O ìndio formava uma população muito variada nas suas tribos, algumas destas talvez mais distanciadas entre si, do que dos brancos, e possuía tal mobilidade de habitat que seria difícil ao menos em parte assinar-lhes região e domínio próprio. Esse elemento étnico pouco contribuiu e contribui ainda pouco ao desenvolvimento econômico e moral do país – mas com toda a sua mesquinhez de ação é todavia simbólico e característico, e tem sido falsa ou verdadeiramente utilizado como fator aristocrático na história da luta entre colonos e jesuítas e quatro séculos mais tarde entre os revolucionários da independência; os autonomistas mais tarde dirão que descendem do caboclo. O sentimento de humanidade não justifica a escravidão negra de preferencia á vermelha, menos culta; antes o justificava o instinto prárico, senão o prejuizo do cor, por considerar a última mais próxima do branco.

◆ **DADOS**:
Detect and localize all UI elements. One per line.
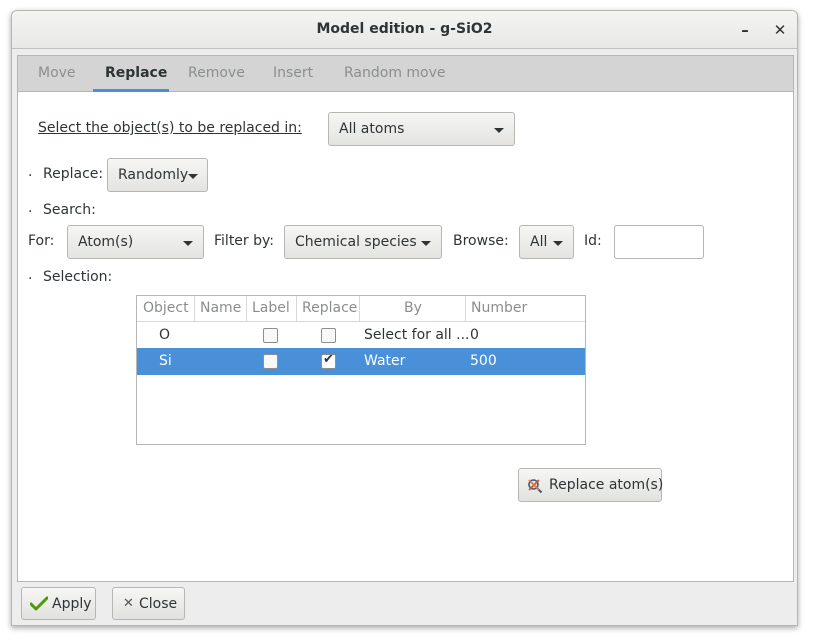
tab-replace[interactable]: Replace <box>105 65 167 81</box>
label-checkbox[interactable] <box>263 328 278 343</box>
chevron-down-icon <box>183 241 193 246</box>
title-bar[interactable]: Model edition - g-SiO2 – ✕ <box>12 11 797 49</box>
replace-checkbox[interactable] <box>321 328 336 343</box>
number-cell: 500 <box>470 353 497 369</box>
close-button[interactable]: ✕ Close <box>112 587 185 620</box>
column-header-by[interactable]: By <box>360 296 466 322</box>
filter-by-combo[interactable]: Chemical species <box>284 225 442 259</box>
close-label: Close <box>139 596 178 612</box>
search-label: Search: <box>43 202 96 218</box>
replace-mode-value: Randomly <box>118 167 189 183</box>
close-window-button[interactable]: ✕ <box>769 19 791 41</box>
select-objects-label: Select the object(s) to be replaced in: <box>38 120 302 136</box>
select-objects-value: All atoms <box>339 121 405 137</box>
main-panel: Move Replace Remove Insert Random move S… <box>17 55 794 582</box>
checkmark-icon <box>30 596 48 611</box>
filter-by-value: Chemical species <box>295 234 417 250</box>
chevron-down-icon <box>553 241 563 246</box>
number-cell: 0 <box>470 327 479 343</box>
close-icon: ✕ <box>123 596 134 611</box>
browse-value: All <box>530 234 548 250</box>
replace-checkbox[interactable] <box>321 352 336 369</box>
chevron-down-icon <box>188 174 198 179</box>
tab-move[interactable]: Move <box>38 65 76 81</box>
minimize-button[interactable]: – <box>734 19 756 41</box>
replace-atoms-button[interactable]: Replace atom(s) <box>518 468 664 502</box>
column-header-object[interactable]: Object <box>137 296 195 322</box>
object-cell: O <box>159 327 171 343</box>
model-edition-window: Model edition - g-SiO2 – ✕ Move Replace … <box>11 10 798 626</box>
apply-button[interactable]: Apply <box>21 587 96 620</box>
column-header-replace[interactable]: Replace <box>297 296 360 322</box>
for-combo[interactable]: Atom(s) <box>67 225 204 259</box>
column-header-number[interactable]: Number <box>466 296 585 322</box>
label-checkbox[interactable] <box>263 354 278 369</box>
active-tab-indicator <box>93 89 169 92</box>
by-cell[interactable]: Water <box>364 353 405 369</box>
for-value: Atom(s) <box>78 234 134 250</box>
column-header-label[interactable]: Label <box>247 296 297 322</box>
tab-random-move[interactable]: Random move <box>344 65 446 81</box>
by-cell[interactable]: Select for all ... <box>364 327 470 343</box>
chevron-down-icon <box>421 241 431 246</box>
chevron-down-icon <box>494 128 504 133</box>
bullet: . <box>28 267 33 283</box>
tab-bar: Move Replace Remove Insert Random move <box>18 56 793 92</box>
window-title: Model edition - g-SiO2 <box>316 21 493 37</box>
for-label: For: <box>28 233 55 249</box>
selection-table[interactable]: Object Name Label Replace By Number O Se… <box>136 295 586 445</box>
object-cell: Si <box>159 353 172 369</box>
selection-label: Selection: <box>43 269 113 285</box>
select-objects-combo[interactable]: All atoms <box>328 112 515 146</box>
id-label: Id: <box>584 233 602 249</box>
tab-remove[interactable]: Remove <box>188 65 245 81</box>
filter-by-label: Filter by: <box>214 233 274 249</box>
replace-label: Replace: <box>43 166 104 182</box>
bullet: . <box>28 200 33 216</box>
table-row[interactable]: O Select for all ... 0 <box>137 322 585 349</box>
replace-mode-combo[interactable]: Randomly <box>107 158 208 192</box>
browse-label: Browse: <box>453 233 509 249</box>
replace-atoms-label: Replace atom(s) <box>549 477 664 493</box>
id-input[interactable] <box>614 225 704 259</box>
tab-insert[interactable]: Insert <box>273 65 313 81</box>
replace-icon <box>528 479 543 494</box>
bullet: . <box>28 164 33 180</box>
table-row[interactable]: Si Water 500 <box>137 348 585 375</box>
browse-combo[interactable]: All <box>519 225 574 259</box>
column-header-name[interactable]: Name <box>195 296 247 322</box>
apply-label: Apply <box>52 596 92 612</box>
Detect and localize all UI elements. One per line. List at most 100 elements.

◆ **PROBLEMA CURTO 1**: Transcreva do trecho sobre o índio a parte que começa nas palavras "O ìndio formava" e termina depois de "próxima do branco.".
◆ **PROBLEMA CURTO 2**: No trecho sobre o índio, de quem os autonomistas dirão que descendem?
◆ **PROBLEMA CURTO 3**: Prossiga com o trecho sobre o índio a partir do ponto em que ele termina.

◆ **RESPOSTA 1**:
O ìndio formava uma população muito variada nas suas tribos, algumas destas talvez mais distanciadas entre si, do que dos brancos, e possuía tal mobilidade de habitat que seria difícil ao menos em parte assinar-lhes região e domínio próprio. Esse elemento étnico pouco contribuiu e contribui ainda pouco ao desenvolvimento econômico e moral do país – mas com toda a sua mesquinhez de ação é todavia simbólico e característico, e tem sido falsa ou verdadeiramente utilizado como fator aristocrático na história da luta entre colonos e jesuítas e quatro séculos mais tarde entre os revolucionários da independência; os autonomistas mais tarde dirão que descendem do caboclo. O sentimento de humanidade não justifica a escravidão negra de preferencia á vermelha, menos culta; antes o justificava o instinto prárico, senão o prejuizo do cor, por considerar a última mais próxima do branco.

◆ **RESPOSTA 2**: Do caboclo.

◆ **RESPOSTA 3**:
O branco inteligente, mas ávido e atroz, o negro martirizado e servil e o índio altivo mas indolente, são os tres elementos donde vai sair a nacionalidade futura. Mas a agitação étnica é toda subterrânea e está repartida por todo o subsolo, guardando a futura erupção. As aldeias de índios tornavam-se perigosas desde que a embriaguez pela aguardente nelas entrará com a civilização. Então a tísica, os assassínios, as rixas e mortes, efeitos seguros do álcool, eram frequentes e, segundo o costume deles, por motivos mínimos e insignificantes.

Nas cidades, a sua condição era mais tolerável; e a elas acorrem sobretudo as mulheres índias que preferiam naturalmente o trato dos europeus. Alguns as desposaram; outros, quase todos, abusam da inocência delas, como ainda hoje das mestiças, reduzindo-as por igual a concubinas e escravas.

Todavia os colonos as tinham em certa estima. Pedro Lopes de Sousa escrevia das mulheres tupinambás em 1531 que ( eram alvas e muito formosas e não havia nenhuma inveja às de Lisboa). Na célebre carta de Vaz de Caminha lê-se que elas ( tupiniquins de Porto Seguro) eram ( moças bem gentis). Erotimo talvez de marinheiros e soldados.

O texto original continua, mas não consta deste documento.